= Exercise objective =
Spot every line with the word "процессов" and return it.

= Data shown =
....
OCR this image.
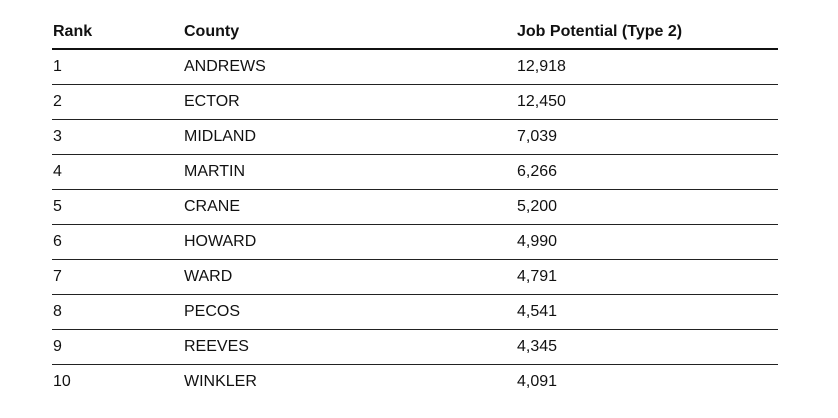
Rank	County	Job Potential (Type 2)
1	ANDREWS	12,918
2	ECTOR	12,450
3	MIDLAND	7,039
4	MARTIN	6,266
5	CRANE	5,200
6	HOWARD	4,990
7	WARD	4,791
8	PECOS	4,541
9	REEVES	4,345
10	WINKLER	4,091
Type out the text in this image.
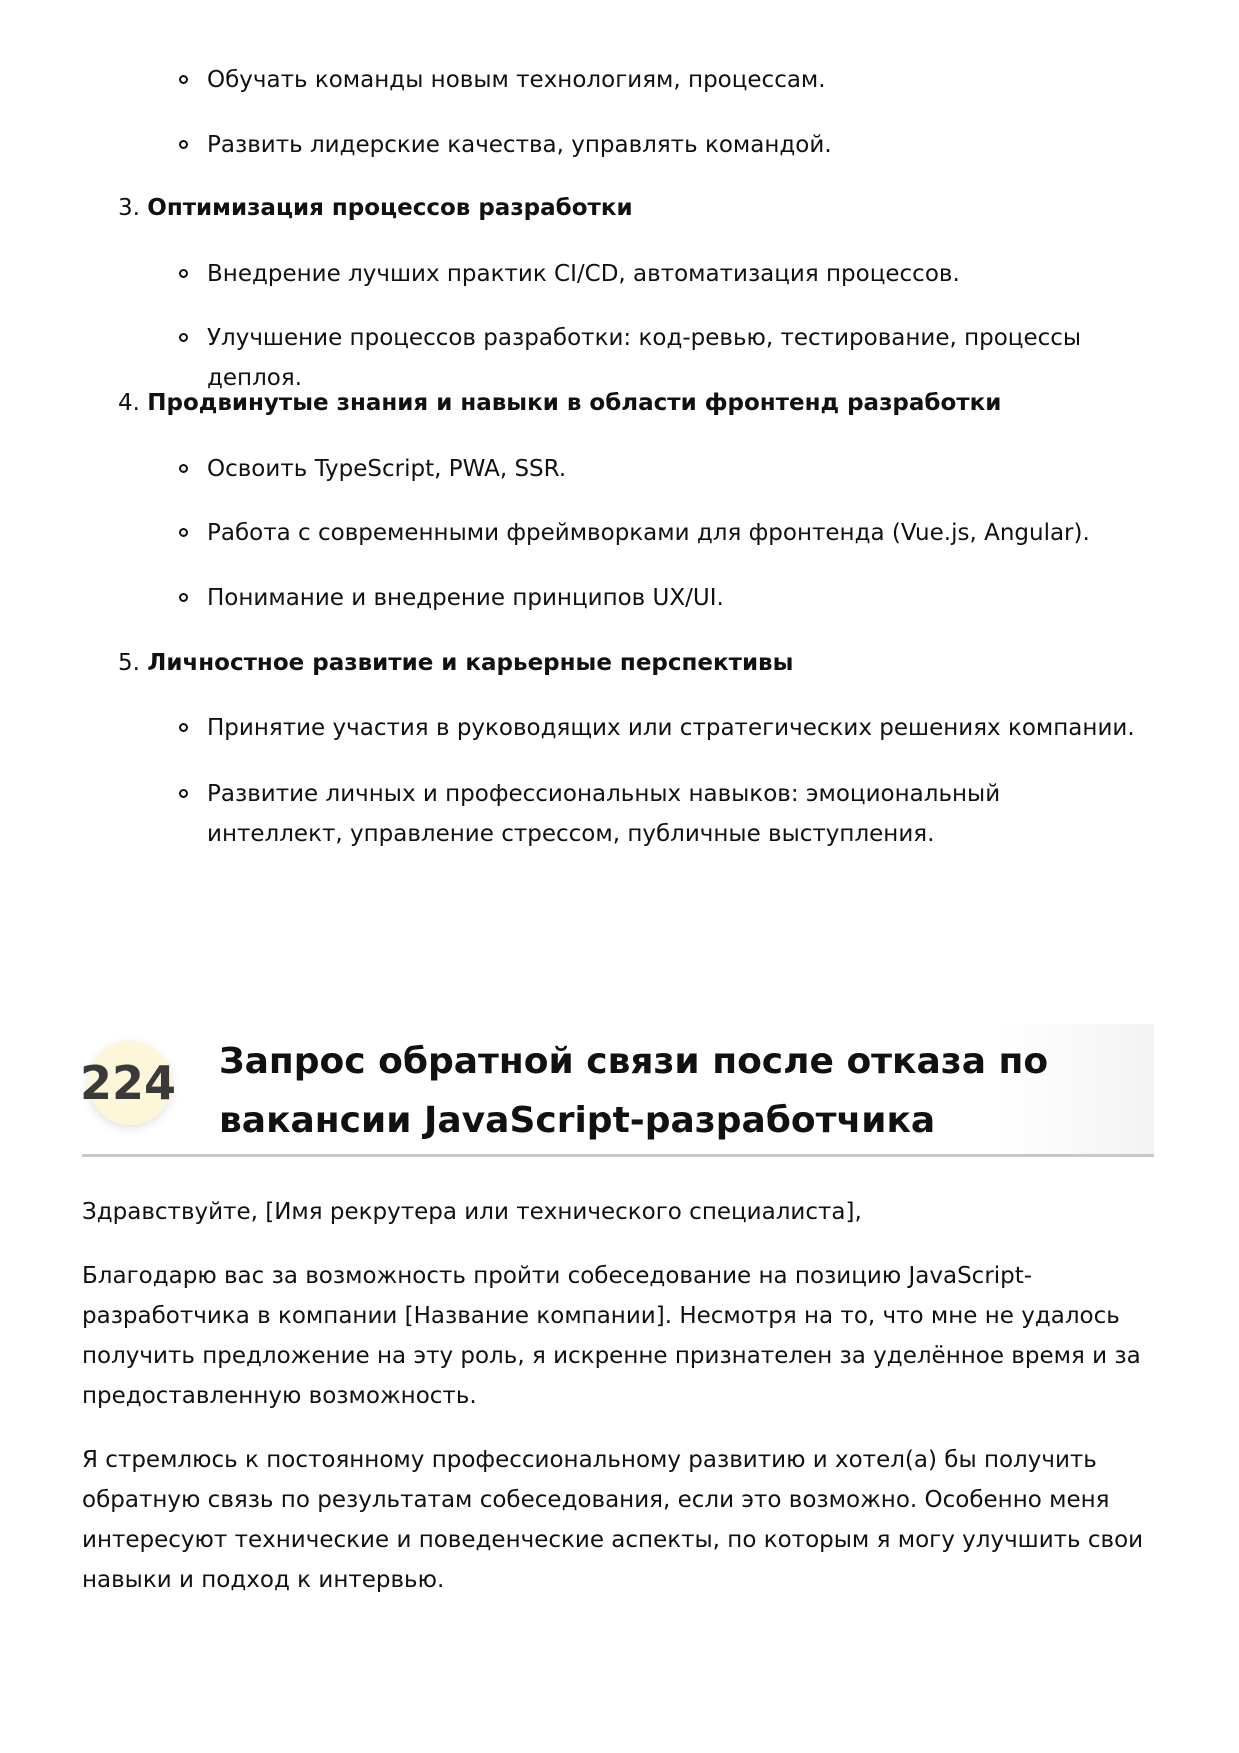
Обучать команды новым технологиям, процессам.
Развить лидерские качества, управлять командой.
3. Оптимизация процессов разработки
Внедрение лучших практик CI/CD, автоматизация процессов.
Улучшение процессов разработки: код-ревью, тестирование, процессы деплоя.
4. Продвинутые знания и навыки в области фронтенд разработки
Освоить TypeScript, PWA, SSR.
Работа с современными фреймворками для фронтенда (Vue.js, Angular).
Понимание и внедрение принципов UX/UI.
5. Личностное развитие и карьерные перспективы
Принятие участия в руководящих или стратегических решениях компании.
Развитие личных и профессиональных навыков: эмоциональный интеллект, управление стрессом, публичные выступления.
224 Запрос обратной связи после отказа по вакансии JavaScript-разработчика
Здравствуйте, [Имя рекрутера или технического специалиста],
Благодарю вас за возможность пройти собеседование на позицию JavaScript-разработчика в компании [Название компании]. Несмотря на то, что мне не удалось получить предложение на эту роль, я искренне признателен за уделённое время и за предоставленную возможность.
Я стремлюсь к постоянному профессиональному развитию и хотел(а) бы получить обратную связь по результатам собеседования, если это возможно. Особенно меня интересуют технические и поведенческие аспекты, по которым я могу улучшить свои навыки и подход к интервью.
....
= Solution to the exercise =
3. Оптимизация процессов разработки
Внедрение лучших практик CI/CD, автоматизация процессов.
Улучшение процессов разработки: код-ревью, тестирование, процессы деплоя.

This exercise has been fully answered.